_PROBLEM_. Check every line below for the word "title" and copy each one that has it.

_SUPPLIED ENTRIES_.
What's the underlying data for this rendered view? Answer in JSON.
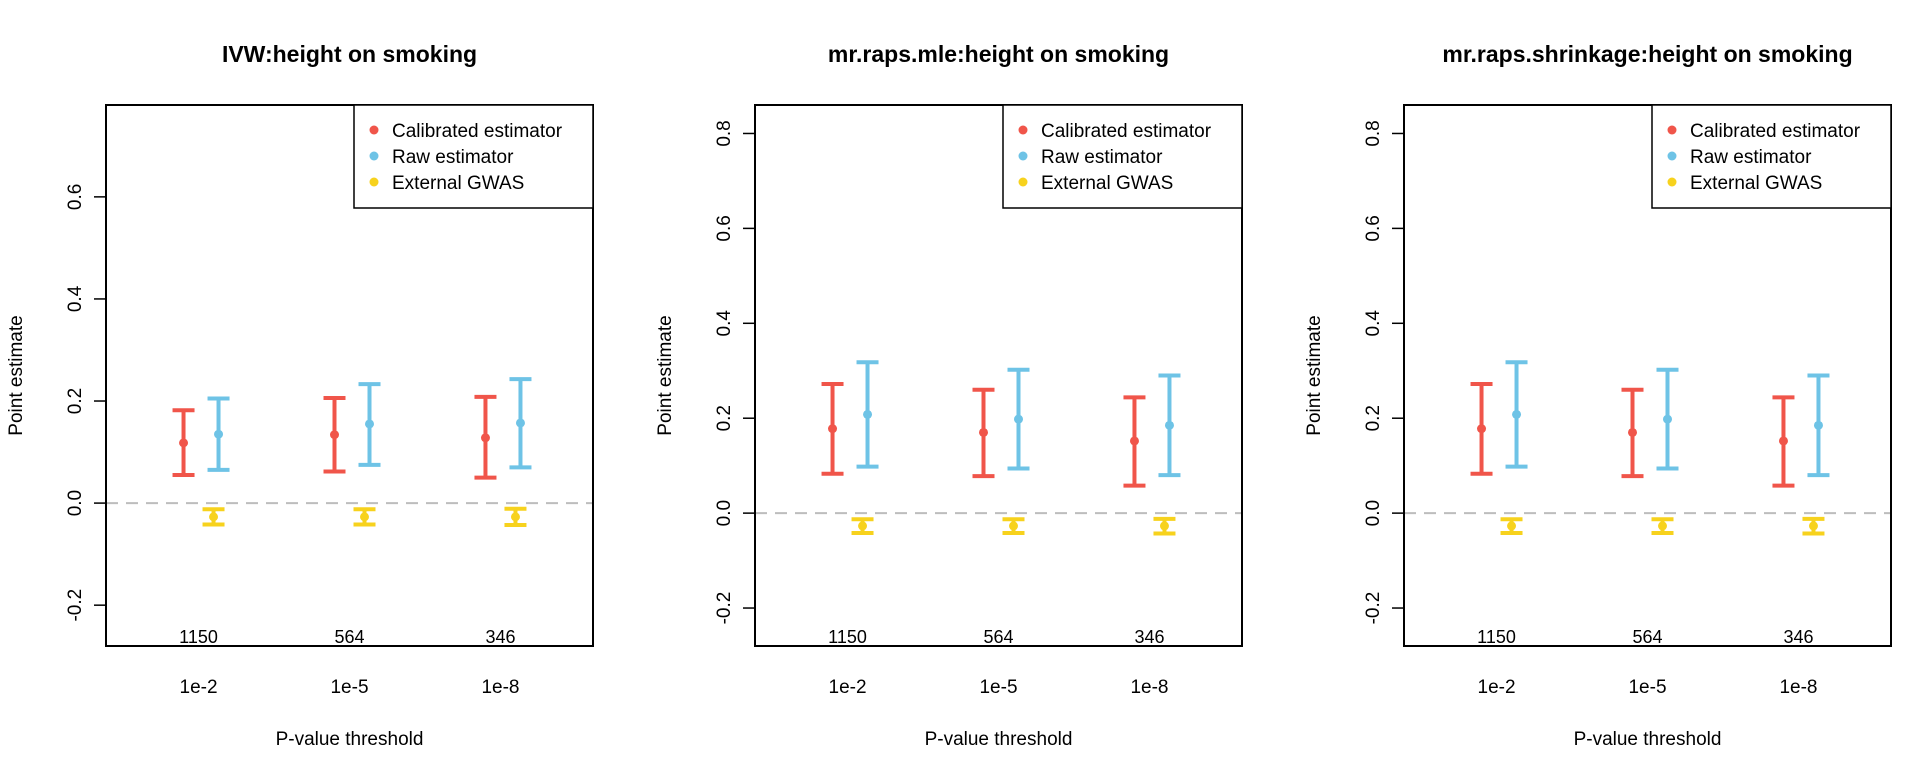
{
  "colors": {
    "calibrated": "#f0554a",
    "raw": "#6ec3e6",
    "external": "#f7d21d",
    "zero_line": "#bdbdbd"
  },
  "chart_data": [
    {
      "type": "errorbar",
      "title": "IVW:height on smoking",
      "xlabel": "P-value threshold",
      "ylabel": "Point estimate",
      "categories": [
        "1e-2",
        "1e-5",
        "1e-8"
      ],
      "counts": [
        "1150",
        "564",
        "346"
      ],
      "ylim": [
        -0.28,
        0.78
      ],
      "yticks": [
        "-0.2",
        "0.0",
        "0.2",
        "0.4",
        "0.6"
      ],
      "reference_line": 0,
      "legend": [
        "Calibrated estimator",
        "Raw estimator",
        "External GWAS"
      ],
      "legend_position": "top-right",
      "series": [
        {
          "name": "Calibrated estimator",
          "estimate": [
            0.118,
            0.134,
            0.128
          ],
          "lower": [
            0.055,
            0.062,
            0.05
          ],
          "upper": [
            0.182,
            0.206,
            0.208
          ]
        },
        {
          "name": "Raw estimator",
          "estimate": [
            0.135,
            0.155,
            0.157
          ],
          "lower": [
            0.065,
            0.075,
            0.07
          ],
          "upper": [
            0.205,
            0.233,
            0.243
          ]
        },
        {
          "name": "External GWAS",
          "estimate": [
            -0.027,
            -0.027,
            -0.027
          ],
          "lower": [
            -0.042,
            -0.042,
            -0.043
          ],
          "upper": [
            -0.012,
            -0.012,
            -0.011
          ]
        }
      ]
    },
    {
      "type": "errorbar",
      "title": "mr.raps.mle:height on smoking",
      "xlabel": "P-value threshold",
      "ylabel": "Point estimate",
      "categories": [
        "1e-2",
        "1e-5",
        "1e-8"
      ],
      "counts": [
        "1150",
        "564",
        "346"
      ],
      "ylim": [
        -0.28,
        0.86
      ],
      "yticks": [
        "-0.2",
        "0.0",
        "0.2",
        "0.4",
        "0.6",
        "0.8"
      ],
      "reference_line": 0,
      "legend": [
        "Calibrated estimator",
        "Raw estimator",
        "External GWAS"
      ],
      "legend_position": "top-right",
      "series": [
        {
          "name": "Calibrated estimator",
          "estimate": [
            0.178,
            0.17,
            0.152
          ],
          "lower": [
            0.083,
            0.078,
            0.058
          ],
          "upper": [
            0.272,
            0.26,
            0.244
          ]
        },
        {
          "name": "Raw estimator",
          "estimate": [
            0.208,
            0.198,
            0.185
          ],
          "lower": [
            0.098,
            0.094,
            0.08
          ],
          "upper": [
            0.318,
            0.302,
            0.29
          ]
        },
        {
          "name": "External GWAS",
          "estimate": [
            -0.027,
            -0.027,
            -0.027
          ],
          "lower": [
            -0.042,
            -0.042,
            -0.043
          ],
          "upper": [
            -0.013,
            -0.013,
            -0.012
          ]
        }
      ]
    },
    {
      "type": "errorbar",
      "title": "mr.raps.shrinkage:height on smoking",
      "xlabel": "P-value threshold",
      "ylabel": "Point estimate",
      "categories": [
        "1e-2",
        "1e-5",
        "1e-8"
      ],
      "counts": [
        "1150",
        "564",
        "346"
      ],
      "ylim": [
        -0.28,
        0.86
      ],
      "yticks": [
        "-0.2",
        "0.0",
        "0.2",
        "0.4",
        "0.6",
        "0.8"
      ],
      "reference_line": 0,
      "legend": [
        "Calibrated estimator",
        "Raw estimator",
        "External GWAS"
      ],
      "legend_position": "top-right",
      "series": [
        {
          "name": "Calibrated estimator",
          "estimate": [
            0.178,
            0.17,
            0.152
          ],
          "lower": [
            0.083,
            0.078,
            0.058
          ],
          "upper": [
            0.272,
            0.26,
            0.244
          ]
        },
        {
          "name": "Raw estimator",
          "estimate": [
            0.208,
            0.198,
            0.185
          ],
          "lower": [
            0.098,
            0.094,
            0.08
          ],
          "upper": [
            0.318,
            0.302,
            0.29
          ]
        },
        {
          "name": "External GWAS",
          "estimate": [
            -0.027,
            -0.027,
            -0.027
          ],
          "lower": [
            -0.042,
            -0.042,
            -0.043
          ],
          "upper": [
            -0.013,
            -0.013,
            -0.012
          ]
        }
      ]
    }
  ]
}
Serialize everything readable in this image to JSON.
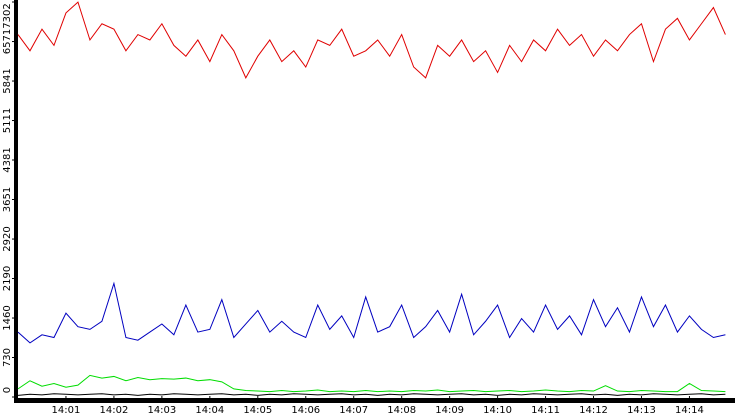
{
  "chart_data": {
    "type": "line",
    "x": [
      0,
      0.25,
      0.5,
      0.75,
      1,
      1.25,
      1.5,
      1.75,
      2,
      2.25,
      2.5,
      2.75,
      3,
      3.25,
      3.5,
      3.75,
      4,
      4.25,
      4.5,
      4.75,
      5,
      5.25,
      5.5,
      5.75,
      6,
      6.25,
      6.5,
      6.75,
      7,
      7.25,
      7.5,
      7.75,
      8,
      8.25,
      8.5,
      8.75,
      9,
      9.25,
      9.5,
      9.75,
      10,
      10.25,
      10.5,
      10.75,
      11,
      11.25,
      11.5,
      11.75,
      12,
      12.25,
      12.5,
      12.75,
      13,
      13.25,
      13.5,
      13.75,
      14,
      14.25,
      14.5,
      14.75
    ],
    "series": [
      {
        "color": "#e00000",
        "values": [
          6700,
          6400,
          6800,
          6500,
          7100,
          7300,
          6600,
          6900,
          6800,
          6400,
          6700,
          6600,
          6900,
          6500,
          6300,
          6600,
          6200,
          6700,
          6400,
          5900,
          6300,
          6600,
          6200,
          6400,
          6100,
          6600,
          6500,
          6800,
          6300,
          6400,
          6600,
          6300,
          6700,
          6100,
          5900,
          6500,
          6300,
          6600,
          6200,
          6400,
          6000,
          6500,
          6200,
          6600,
          6400,
          6800,
          6500,
          6700,
          6300,
          6600,
          6400,
          6700,
          6900,
          6200,
          6800,
          7000,
          6600,
          6900,
          7200,
          6700
        ]
      },
      {
        "color": "#0000c0",
        "values": [
          1200,
          1000,
          1150,
          1100,
          1550,
          1300,
          1250,
          1400,
          2100,
          1100,
          1050,
          1200,
          1350,
          1150,
          1700,
          1200,
          1250,
          1800,
          1100,
          1350,
          1600,
          1200,
          1400,
          1200,
          1100,
          1700,
          1250,
          1500,
          1100,
          1850,
          1200,
          1300,
          1700,
          1100,
          1300,
          1600,
          1200,
          1900,
          1150,
          1400,
          1700,
          1100,
          1450,
          1200,
          1700,
          1250,
          1500,
          1150,
          1800,
          1300,
          1650,
          1200,
          1850,
          1300,
          1700,
          1200,
          1500,
          1250,
          1100,
          1150
        ]
      },
      {
        "color": "#00dd00",
        "values": [
          150,
          300,
          200,
          250,
          180,
          220,
          400,
          350,
          380,
          300,
          360,
          320,
          340,
          330,
          350,
          300,
          320,
          280,
          150,
          120,
          110,
          100,
          120,
          100,
          110,
          130,
          100,
          110,
          100,
          120,
          100,
          110,
          100,
          120,
          110,
          130,
          100,
          110,
          120,
          100,
          110,
          120,
          100,
          110,
          130,
          110,
          100,
          120,
          110,
          210,
          110,
          100,
          120,
          110,
          100,
          100,
          250,
          120,
          110,
          100
        ]
      },
      {
        "color": "#000000",
        "values": [
          30,
          50,
          40,
          60,
          50,
          40,
          50,
          60,
          40,
          50,
          30,
          50,
          40,
          60,
          50,
          40,
          50,
          60,
          40,
          50,
          30,
          50,
          40,
          60,
          50,
          40,
          50,
          60,
          40,
          50,
          30,
          50,
          40,
          60,
          50,
          40,
          50,
          60,
          40,
          50,
          30,
          50,
          40,
          60,
          50,
          40,
          50,
          60,
          40,
          50,
          30,
          50,
          40,
          60,
          50,
          40,
          50,
          60,
          40,
          50
        ]
      }
    ],
    "xlim": [
      0,
      14.95
    ],
    "xticks": [
      {
        "value": 1,
        "label": "14:01"
      },
      {
        "value": 2,
        "label": "14:02"
      },
      {
        "value": 3,
        "label": "14:03"
      },
      {
        "value": 4,
        "label": "14:04"
      },
      {
        "value": 5,
        "label": "14:05"
      },
      {
        "value": 6,
        "label": "14:06"
      },
      {
        "value": 7,
        "label": "14:07"
      },
      {
        "value": 8,
        "label": "14:08"
      },
      {
        "value": 9,
        "label": "14:09"
      },
      {
        "value": 10,
        "label": "14:10"
      },
      {
        "value": 11,
        "label": "14:11"
      },
      {
        "value": 12,
        "label": "14:12"
      },
      {
        "value": 13,
        "label": "14:13"
      },
      {
        "value": 14,
        "label": "14:14"
      }
    ],
    "ylim": [
      0,
      7302
    ],
    "yticks": [
      0,
      730,
      1460,
      2190,
      2920,
      3651,
      4381,
      5111,
      5841,
      6571,
      7302
    ]
  }
}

_FINISHED TASK_.
      "title": "IVW:height on smoking",
      "title": "mr.raps.mle:height on smoking",
      "title": "mr.raps.shrinkage:height on smoking",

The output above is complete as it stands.